[Transcript data for document pages]
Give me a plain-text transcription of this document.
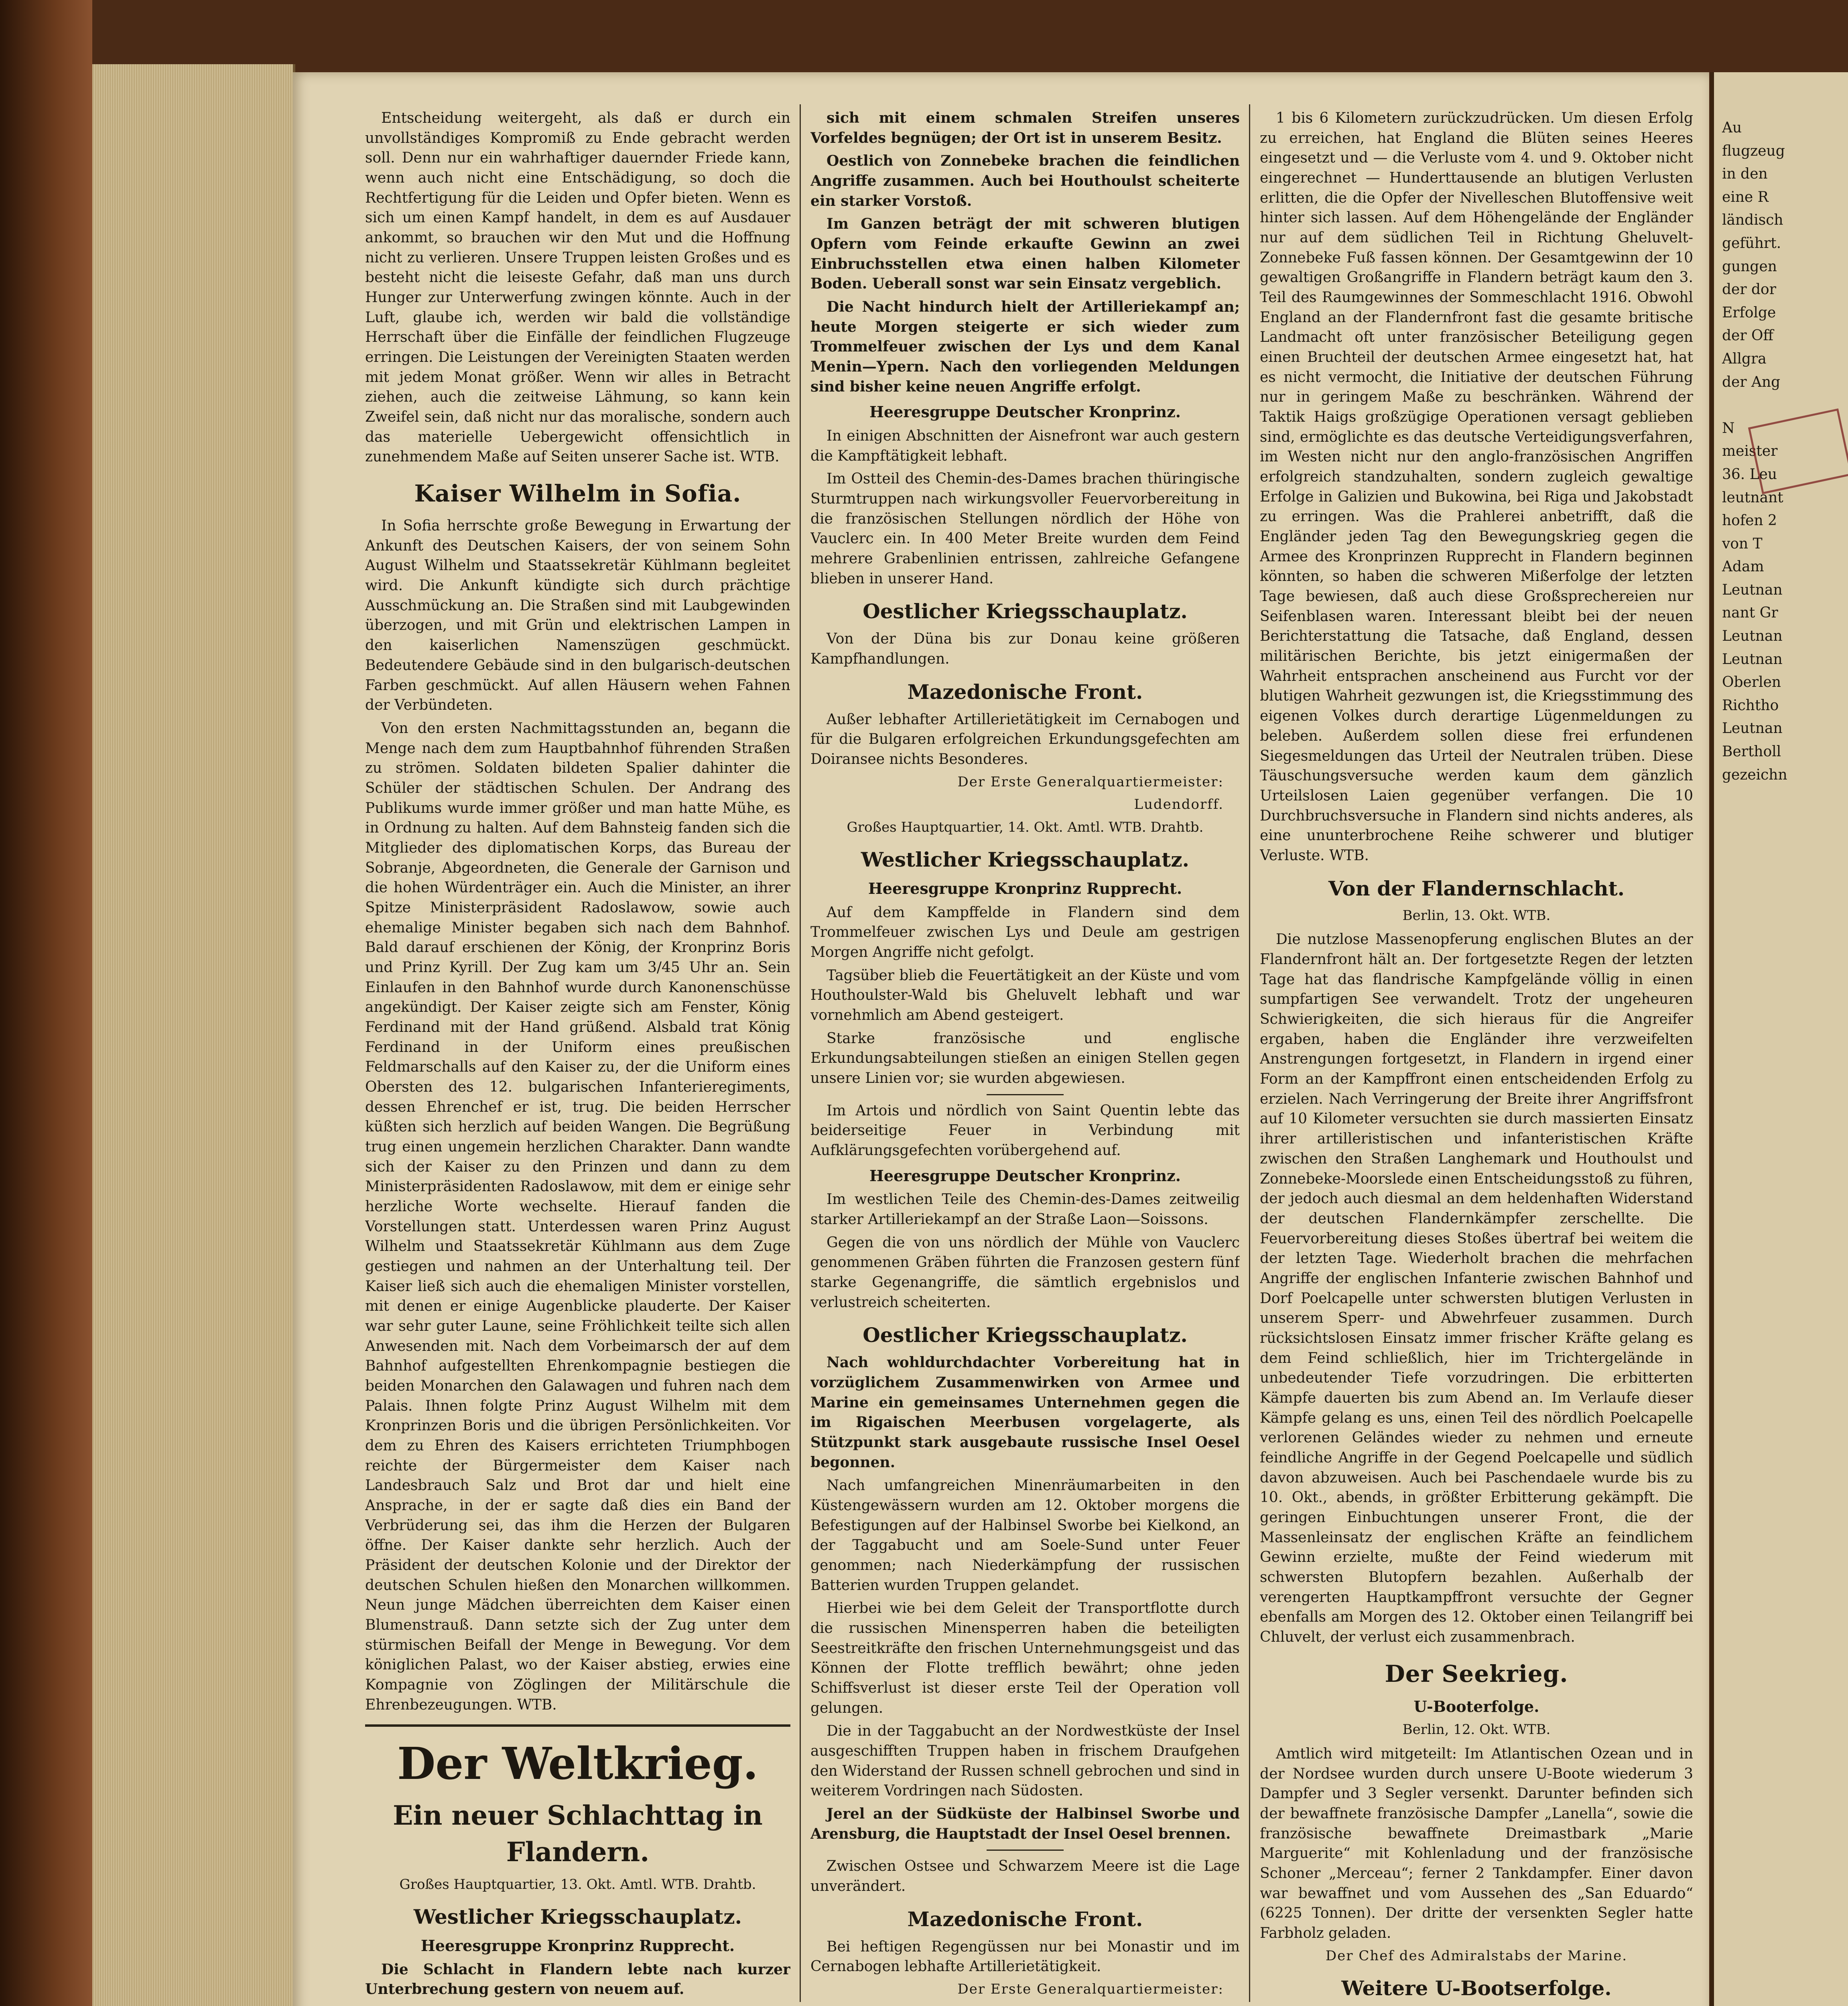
Entscheidung weitergeht, als daß er durch ein unvollständiges Kompromiß zu Ende gebracht werden soll. Denn nur ein wahrhaftiger dauernder Friede kann, wenn auch nicht eine Entschädigung, so doch die Rechtfertigung für die Leiden und Opfer bieten. Wenn es sich um einen Kampf handelt, in dem es auf Ausdauer ankommt, so brauchen wir den Mut und die Hoffnung nicht zu verlieren. Unsere Truppen leisten Großes und es besteht nicht die leiseste Gefahr, daß man uns durch Hunger zur Unterwerfung zwingen könnte. Auch in der Luft, glaube ich, werden wir bald die vollständige Herrschaft über die Einfälle der feindlichen Flugzeuge erringen. Die Leistungen der Vereinigten Staaten werden mit jedem Monat größer. Wenn wir alles in Betracht ziehen, auch die zeitweise Lähmung, so kann kein Zweifel sein, daß nicht nur das moralische, sondern auch das materielle Uebergewicht offensichtlich in zunehmendem Maße auf Seiten unserer Sache ist. WTB.

Kaiser Wilhelm in Sofia.

In Sofia herrschte große Bewegung in Erwartung der Ankunft des Deutschen Kaisers, der von seinem Sohn August Wilhelm und Staatssekretär Kühlmann begleitet wird. Die Ankunft kündigte sich durch prächtige Ausschmückung an. Die Straßen sind mit Laubgewinden überzogen, und mit Grün und elektrischen Lampen in den kaiserlichen Namenszügen geschmückt. Bedeutendere Gebäude sind in den bulgarisch-deutschen Farben geschmückt. Auf allen Häusern wehen Fahnen der Verbündeten.

Von den ersten Nachmittagsstunden an, begann die Menge nach dem zum Hauptbahnhof führenden Straßen zu strömen. Soldaten bildeten Spalier dahinter die Schüler der städtischen Schulen. Der Andrang des Publikums wurde immer größer und man hatte Mühe, es in Ordnung zu halten. Auf dem Bahnsteig fanden sich die Mitglieder des diplomatischen Korps, das Bureau der Sobranje, Abgeordneten, die Generale der Garnison und die hohen Würdenträger ein. Auch die Minister, an ihrer Spitze Ministerpräsident Radoslawow, sowie auch ehemalige Minister begaben sich nach dem Bahnhof. Bald darauf erschienen der König, der Kronprinz Boris und Prinz Kyrill. Der Zug kam um 3/45 Uhr an. Sein Einlaufen in den Bahnhof wurde durch Kanonenschüsse angekündigt. Der Kaiser zeigte sich am Fenster, König Ferdinand mit der Hand grüßend. Alsbald trat König Ferdinand in der Uniform eines preußischen Feldmarschalls auf den Kaiser zu, der die Uniform eines Obersten des 12. bulgarischen Infanterieregiments, dessen Ehrenchef er ist, trug. Die beiden Herrscher küßten sich herzlich auf beiden Wangen. Die Begrüßung trug einen ungemein herzlichen Charakter. Dann wandte sich der Kaiser zu den Prinzen und dann zu dem Ministerpräsidenten Radoslawow, mit dem er einige sehr herzliche Worte wechselte. Hierauf fanden die Vorstellungen statt. Unterdessen waren Prinz August Wilhelm und Staatssekretär Kühlmann aus dem Zuge gestiegen und nahmen an der Unterhaltung teil. Der Kaiser ließ sich auch die ehemaligen Minister vorstellen, mit denen er einige Augenblicke plauderte. Der Kaiser war sehr guter Laune, seine Fröhlichkeit teilte sich allen Anwesenden mit. Nach dem Vorbeimarsch der auf dem Bahnhof aufgestellten Ehrenkompagnie bestiegen die beiden Monarchen den Galawagen und fuhren nach dem Palais. Ihnen folgte Prinz August Wilhelm mit dem Kronprinzen Boris und die übrigen Persönlichkeiten. Vor dem zu Ehren des Kaisers errichteten Triumphbogen reichte der Bürgermeister dem Kaiser nach Landesbrauch Salz und Brot dar und hielt eine Ansprache, in der er sagte daß dies ein Band der Verbrüderung sei, das ihm die Herzen der Bulgaren öffne. Der Kaiser dankte sehr herzlich. Auch der Präsident der deutschen Kolonie und der Direktor der deutschen Schulen hießen den Monarchen willkommen. Neun junge Mädchen überreichten dem Kaiser einen Blumenstrauß. Dann setzte sich der Zug unter dem stürmischen Beifall der Menge in Bewegung. Vor dem königlichen Palast, wo der Kaiser abstieg, erwies eine Kompagnie von Zöglingen der Militärschule die Ehrenbezeugungen. WTB.

Der Weltkrieg.
Ein neuer Schlachttag in Flandern.
Großes Hauptquartier, 13. Okt. Amtl. WTB. Drahtb.
Westlicher Kriegsschauplatz.
Heeresgruppe Kronprinz Rupprecht.

Die Schlacht in Flandern lebte nach kurzer Unterbrechung gestern von neuem auf.

sich mit einem schmalen Streifen unseres Vorfeldes begnügen; der Ort ist in unserem Besitz.

Oestlich von Zonnebeke brachen die feindlichen Angriffe zusammen. Auch bei Houthoulst scheiterte ein starker Vorstoß.

Im Ganzen beträgt der mit schweren blutigen Opfern vom Feinde erkaufte Gewinn an zwei Einbruchsstellen etwa einen halben Kilometer Boden. Ueberall sonst war sein Einsatz vergeblich.

Die Nacht hindurch hielt der Artilleriekampf an; heute Morgen steigerte er sich wieder zum Trommelfeuer zwischen der Lys und dem Kanal Menin—Ypern. Nach den vorliegenden Meldungen sind bisher keine neuen Angriffe erfolgt.

Heeresgruppe Deutscher Kronprinz.

In einigen Abschnitten der Aisnefront war auch gestern die Kampftätigkeit lebhaft.

Im Ostteil des Chemin-des-Dames brachen thüringische Sturmtruppen nach wirkungsvoller Feuervorbereitung in die französischen Stellungen nördlich der Höhe von Vauclerc ein. In 400 Meter Breite wurden dem Feind mehrere Grabenlinien entrissen, zahlreiche Gefangene blieben in unserer Hand.

Oestlicher Kriegsschauplatz.

Von der Düna bis zur Donau keine größeren Kampfhandlungen.

Mazedonische Front.

Außer lebhafter Artillerietätigkeit im Cernabogen und für die Bulgaren erfolgreichen Erkundungsgefechten am Doiransee nichts Besonderes.

Der Erste Generalquartiermeister:
Ludendorff.
Großes Hauptquartier, 14. Okt. Amtl. WTB. Drahtb.
Westlicher Kriegsschauplatz.
Heeresgruppe Kronprinz Rupprecht.

Auf dem Kampffelde in Flandern sind dem Trommelfeuer zwischen Lys und Deule am gestrigen Morgen Angriffe nicht gefolgt.

Tagsüber blieb die Feuertätigkeit an der Küste und vom Houthoulster-Wald bis Gheluvelt lebhaft und war vornehmlich am Abend gesteigert.

Starke französische und englische Erkundungsabteilungen stießen an einigen Stellen gegen unsere Linien vor; sie wurden abgewiesen.

Im Artois und nördlich von Saint Quentin lebte das beiderseitige Feuer in Verbindung mit Aufklärungsgefechten vorübergehend auf.

Heeresgruppe Deutscher Kronprinz.

Im westlichen Teile des Chemin-des-Dames zeitweilig starker Artilleriekampf an der Straße Laon—Soissons.

Gegen die von uns nördlich der Mühle von Vauclerc genommenen Gräben führten die Franzosen gestern fünf starke Gegenangriffe, die sämtlich ergebnislos und verlustreich scheiterten.

Oestlicher Kriegsschauplatz.

Nach wohldurchdachter Vorbereitung hat in vorzüglichem Zusammenwirken von Armee und Marine ein gemeinsames Unternehmen gegen die im Rigaischen Meerbusen vorgelagerte, als Stützpunkt stark ausgebaute russische Insel Oesel begonnen.

Nach umfangreichen Minenräumarbeiten in den Küstengewässern wurden am 12. Oktober morgens die Befestigungen auf der Halbinsel Sworbe bei Kielkond, an der Taggabucht und am Soele-Sund unter Feuer genommen; nach Niederkämpfung der russischen Batterien wurden Truppen gelandet.

Hierbei wie bei dem Geleit der Transportflotte durch die russischen Minensperren haben die beteiligten Seestreitkräfte den frischen Unternehmungsgeist und das Können der Flotte trefflich bewährt; ohne jeden Schiffsverlust ist dieser erste Teil der Operation voll gelungen.

Die in der Taggabucht an der Nordwestküste der Insel ausgeschifften Truppen haben in frischem Draufgehen den Widerstand der Russen schnell gebrochen und sind in weiterem Vordringen nach Südosten.

Jerel an der Südküste der Halbinsel Sworbe und Arensburg, die Hauptstadt der Insel Oesel brennen.

Zwischen Ostsee und Schwarzem Meere ist die Lage unverändert.

Mazedonische Front.

Bei heftigen Regengüssen nur bei Monastir und im Cernabogen lebhafte Artillerietätigkeit.

Der Erste Generalquartiermeister:

1 bis 6 Kilometern zurückzudrücken. Um diesen Erfolg zu erreichen, hat England die Blüten seines Heeres eingesetzt und — die Verluste vom 4. und 9. Oktober nicht eingerechnet — Hunderttausende an blutigen Verlusten erlitten, die die Opfer der Nivelleschen Blutoffensive weit hinter sich lassen. Auf dem Höhengelände der Engländer nur auf dem südlichen Teil in Richtung Gheluvelt-Zonnebeke Fuß fassen können. Der Gesamtgewinn der 10 gewaltigen Großangriffe in Flandern beträgt kaum den 3. Teil des Raumgewinnes der Sommeschlacht 1916. Obwohl England an der Flandernfront fast die gesamte britische Landmacht oft unter französischer Beteiligung gegen einen Bruchteil der deutschen Armee eingesetzt hat, hat es nicht vermocht, die Initiative der deutschen Führung nur in geringem Maße zu beschränken. Während der Taktik Haigs großzügige Operationen versagt geblieben sind, ermöglichte es das deutsche Verteidigungsverfahren, im Westen nicht nur den anglo-französischen Angriffen erfolgreich standzuhalten, sondern zugleich gewaltige Erfolge in Galizien und Bukowina, bei Riga und Jakobstadt zu erringen. Was die Prahlerei anbetrifft, daß die Engländer jeden Tag den Bewegungskrieg gegen die Armee des Kronprinzen Rupprecht in Flandern beginnen könnten, so haben die schweren Mißerfolge der letzten Tage bewiesen, daß auch diese Großsprechereien nur Seifenblasen waren. Interessant bleibt bei der neuen Berichterstattung die Tatsache, daß England, dessen militärischen Berichte, bis jetzt einigermaßen der Wahrheit entsprachen anscheinend aus Furcht vor der blutigen Wahrheit gezwungen ist, die Kriegsstimmung des eigenen Volkes durch derartige Lügenmeldungen zu beleben. Außerdem sollen diese frei erfundenen Siegesmeldungen das Urteil der Neutralen trüben. Diese Täuschungsversuche werden kaum dem gänzlich Urteilslosen Laien gegenüber verfangen. Die 10 Durchbruchsversuche in Flandern sind nichts anderes, als eine ununterbrochene Reihe schwerer und blutiger Verluste. WTB.

Von der Flandernschlacht.
Berlin, 13. Okt. WTB.

Die nutzlose Massenopferung englischen Blutes an der Flandernfront hält an. Der fortgesetzte Regen der letzten Tage hat das flandrische Kampfgelände völlig in einen sumpfartigen See verwandelt. Trotz der ungeheuren Schwierigkeiten, die sich hieraus für die Angreifer ergaben, haben die Engländer ihre verzweifelten Anstrengungen fortgesetzt, in Flandern in irgend einer Form an der Kampffront einen entscheidenden Erfolg zu erzielen. Nach Verringerung der Breite ihrer Angriffsfront auf 10 Kilometer versuchten sie durch massierten Einsatz ihrer artilleristischen und infanteristischen Kräfte zwischen den Straßen Langhemark und Houthoulst und Zonnebeke-Moorslede einen Entscheidungsstoß zu führen, der jedoch auch diesmal an dem heldenhaften Widerstand der deutschen Flandernkämpfer zerschellte. Die Feuervorbereitung dieses Stoßes übertraf bei weitem die der letzten Tage. Wiederholt brachen die mehrfachen Angriffe der englischen Infanterie zwischen Bahnhof und Dorf Poelcapelle unter schwersten blutigen Verlusten in unserem Sperr- und Abwehrfeuer zusammen. Durch rücksichtslosen Einsatz immer frischer Kräfte gelang es dem Feind schließlich, hier im Trichtergelände in unbedeutender Tiefe vorzudringen. Die erbitterten Kämpfe dauerten bis zum Abend an. Im Verlaufe dieser Kämpfe gelang es uns, einen Teil des nördlich Poelcapelle verlorenen Geländes wieder zu nehmen und erneute feindliche Angriffe in der Gegend Poelcapelle und südlich davon abzuweisen. Auch bei Paschendaele wurde bis zu 10. Okt., abends, in größter Erbitterung gekämpft. Die geringen Einbuchtungen unserer Front, die der Massenleinsatz der englischen Kräfte an feindlichem Gewinn erzielte, mußte der Feind wiederum mit schwersten Blutopfern bezahlen. Außerhalb der verengerten Hauptkampffront versuchte der Gegner ebenfalls am Morgen des 12. Oktober einen Teilangriff bei Chluvelt, der verlust eich zusammenbrach.

Der Seekrieg.
U-Booterfolge.
Berlin, 12. Okt. WTB.

Amtlich wird mitgeteilt: Im Atlantischen Ozean und in der Nordsee wurden durch unsere U-Boote wiederum 3 Dampfer und 3 Segler versenkt. Darunter befinden sich der bewaffnete französische Dampfer „Lanella“, sowie die französische bewaffnete Dreimastbark „Marie Marguerite“ mit Kohlenladung und der französische Schoner „Merceau“; ferner 2 Tankdampfer. Einer davon war bewaffnet und vom Aussehen des „San Eduardo“ (6225 Tonnen). Der dritte der versenkten Segler hatte Farbholz geladen.

Der Chef des Admiralstabs der Marine.
Weitere U-Bootserfolge.

Au
flugzeug
in den
eine R
ländisch
geführt.
gungen
der dor
Erfolge
der Off
Allgra
der Ang

N
meister
36. Leu
leutnant
hofen 2
von T
Adam
Leutnan
nant Gr
Leutnan
Leutnan
Oberlen
Richtho
Leutnan
Bertholl
gezeichn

_Exercise objective_. Report the lines above that contain "Drahtb".

_Answer below_.
Großes Hauptquartier, 13. Okt. Amtl. WTB. Drahtb.
Großes Hauptquartier, 14. Okt. Amtl. WTB. Drahtb.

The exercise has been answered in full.